■ WHAT THE TASK ASKS
Track down each line that has the word "Katie" and copy it.

■ TASK INPUTS
▬▬▬

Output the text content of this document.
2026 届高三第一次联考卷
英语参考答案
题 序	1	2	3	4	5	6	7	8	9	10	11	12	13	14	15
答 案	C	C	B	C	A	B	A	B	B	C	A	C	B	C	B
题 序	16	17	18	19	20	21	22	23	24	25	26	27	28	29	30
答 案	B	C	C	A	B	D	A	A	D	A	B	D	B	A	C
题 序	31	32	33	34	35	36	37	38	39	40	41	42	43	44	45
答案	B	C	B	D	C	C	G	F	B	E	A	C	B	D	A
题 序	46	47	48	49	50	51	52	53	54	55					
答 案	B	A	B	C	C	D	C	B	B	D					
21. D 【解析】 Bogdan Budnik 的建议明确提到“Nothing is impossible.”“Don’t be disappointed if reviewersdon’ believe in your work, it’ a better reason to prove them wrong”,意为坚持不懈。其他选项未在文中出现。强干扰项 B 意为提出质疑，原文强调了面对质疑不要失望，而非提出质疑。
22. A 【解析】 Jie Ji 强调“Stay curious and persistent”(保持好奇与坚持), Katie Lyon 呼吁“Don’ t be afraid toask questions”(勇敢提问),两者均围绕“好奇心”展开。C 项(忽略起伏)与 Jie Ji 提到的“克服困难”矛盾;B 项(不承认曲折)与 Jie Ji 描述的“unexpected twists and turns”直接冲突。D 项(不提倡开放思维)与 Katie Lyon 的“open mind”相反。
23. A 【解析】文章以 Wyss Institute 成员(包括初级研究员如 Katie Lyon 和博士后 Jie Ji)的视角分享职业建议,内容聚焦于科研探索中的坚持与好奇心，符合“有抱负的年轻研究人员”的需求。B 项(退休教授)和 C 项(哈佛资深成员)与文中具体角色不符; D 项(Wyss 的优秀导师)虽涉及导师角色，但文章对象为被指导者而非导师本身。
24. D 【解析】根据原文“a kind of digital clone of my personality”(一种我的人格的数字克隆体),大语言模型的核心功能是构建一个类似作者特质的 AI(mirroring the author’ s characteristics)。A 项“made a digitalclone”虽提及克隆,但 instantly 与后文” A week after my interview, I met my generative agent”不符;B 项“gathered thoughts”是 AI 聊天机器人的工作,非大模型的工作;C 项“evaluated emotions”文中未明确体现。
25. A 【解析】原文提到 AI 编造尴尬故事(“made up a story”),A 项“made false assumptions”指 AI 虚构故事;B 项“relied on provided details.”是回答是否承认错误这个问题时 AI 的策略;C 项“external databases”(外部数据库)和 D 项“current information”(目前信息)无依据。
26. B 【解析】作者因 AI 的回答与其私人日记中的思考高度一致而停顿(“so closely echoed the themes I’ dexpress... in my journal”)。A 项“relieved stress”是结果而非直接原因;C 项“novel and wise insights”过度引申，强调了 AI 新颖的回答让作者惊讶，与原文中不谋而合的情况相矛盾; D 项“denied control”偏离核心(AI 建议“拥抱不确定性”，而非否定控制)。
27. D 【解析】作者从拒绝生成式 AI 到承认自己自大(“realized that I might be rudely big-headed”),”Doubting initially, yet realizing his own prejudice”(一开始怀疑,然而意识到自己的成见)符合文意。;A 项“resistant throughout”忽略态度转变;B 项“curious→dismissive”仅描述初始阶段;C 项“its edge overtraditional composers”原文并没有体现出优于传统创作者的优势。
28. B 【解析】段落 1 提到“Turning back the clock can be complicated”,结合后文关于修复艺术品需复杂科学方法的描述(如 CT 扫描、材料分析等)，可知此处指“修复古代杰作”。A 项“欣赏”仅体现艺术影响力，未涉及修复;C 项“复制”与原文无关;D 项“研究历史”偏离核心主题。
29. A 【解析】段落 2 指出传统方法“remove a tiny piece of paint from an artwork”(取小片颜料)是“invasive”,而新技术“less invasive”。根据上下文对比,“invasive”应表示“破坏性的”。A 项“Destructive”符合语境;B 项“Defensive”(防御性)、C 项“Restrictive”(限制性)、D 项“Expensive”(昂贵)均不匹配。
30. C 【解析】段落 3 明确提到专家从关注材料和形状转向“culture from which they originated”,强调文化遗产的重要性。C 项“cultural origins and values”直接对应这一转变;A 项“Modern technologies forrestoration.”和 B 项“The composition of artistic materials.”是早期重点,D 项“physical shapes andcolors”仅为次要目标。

▬▬▬

■ ANSWER BELOW
22. A 【解析】 Jie Ji 强调“Stay curious and persistent”(保持好奇与坚持), Katie Lyon 呼吁“Don’ t be afraid toask questions”(勇敢提问),两者均围绕“好奇心”展开。C 项(忽略起伏)与 Jie Ji 提到的“克服困难”矛盾;B 项(不承认曲折)与 Jie Ji 描述的“unexpected twists and turns”直接冲突。D 项(不提倡开放思维)与 Katie Lyon 的“open mind”相反。
23. A 【解析】文章以 Wyss Institute 成员(包括初级研究员如 Katie Lyon 和博士后 Jie Ji)的视角分享职业建议,内容聚焦于科研探索中的坚持与好奇心，符合“有抱负的年轻研究人员”的需求。B 项(退休教授)和 C 项(哈佛资深成员)与文中具体角色不符; D 项(Wyss 的优秀导师)虽涉及导师角色，但文章对象为被指导者而非导师本身。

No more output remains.